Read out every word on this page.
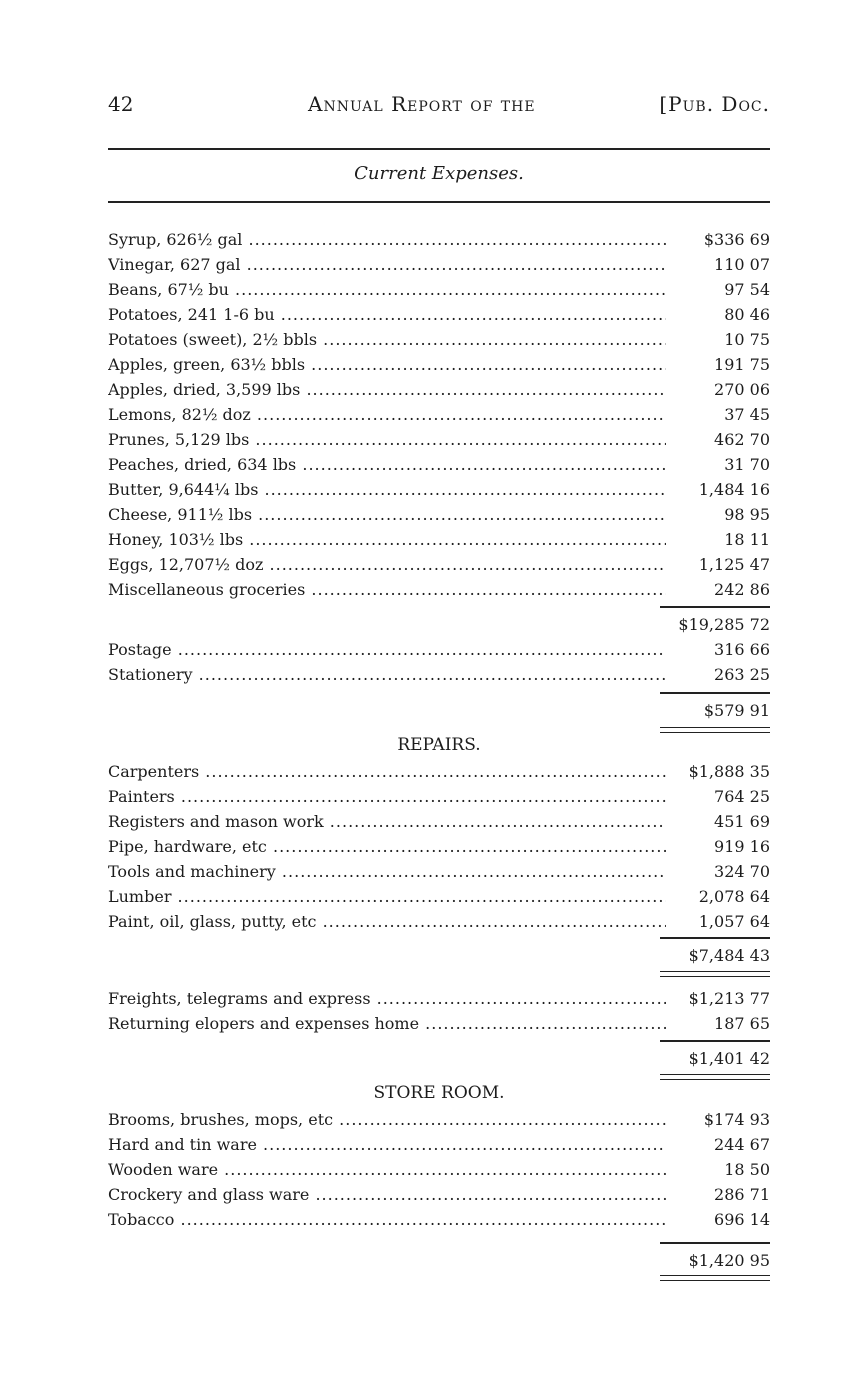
42	Annual Report of the	[Pub. Doc.
Current Expenses.
Syrup, 626½ gal .....	$336 69
Vinegar, 627 gal .....	110 07
Beans, 67½ bu .....	97 54
Potatoes, 241 1-6 bu .....	80 46
Potatoes (sweet), 2½ bbls .....	10 75
Apples, green, 63½ bbls .....	191 75
Apples, dried, 3,599 lbs .....	270 06
Lemons, 82½ doz .....	37 45
Prunes, 5,129 lbs .....	462 70
Peaches, dried, 634 lbs .....	31 70
Butter, 9,644¼ lbs .....	1,484 16
Cheese, 911½ lbs .....	98 95
Honey, 103½ lbs .....	18 11
Eggs, 12,707½ doz .....	1,125 47
Miscellaneous groceries .....	242 86
$19,285 72
Postage .....	316 66
Stationery .....	263 25
$579 91
REPAIRS.
Carpenters .....	$1,888 35
Painters .....	764 25
Registers and mason work .....	451 69
Pipe, hardware, etc .....	919 16
Tools and machinery .....	324 70
Lumber .....	2,078 64
Paint, oil, glass, putty, etc .....	1,057 64
$7,484 43
Freights, telegrams and express .....	$1,213 77
Returning elopers and expenses home .....	187 65
$1,401 42
STORE ROOM.
Brooms, brushes, mops, etc .....	$174 93
Hard and tin ware .....	244 67
Wooden ware .....	18 50
Crockery and glass ware .....	286 71
Tobacco .....	696 14
$1,420 95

→ TASK INSTRUCTIONS
Reply with nothing except the number of lines in the listing above that include the string "Potatoes".

→ THE ANSWER
2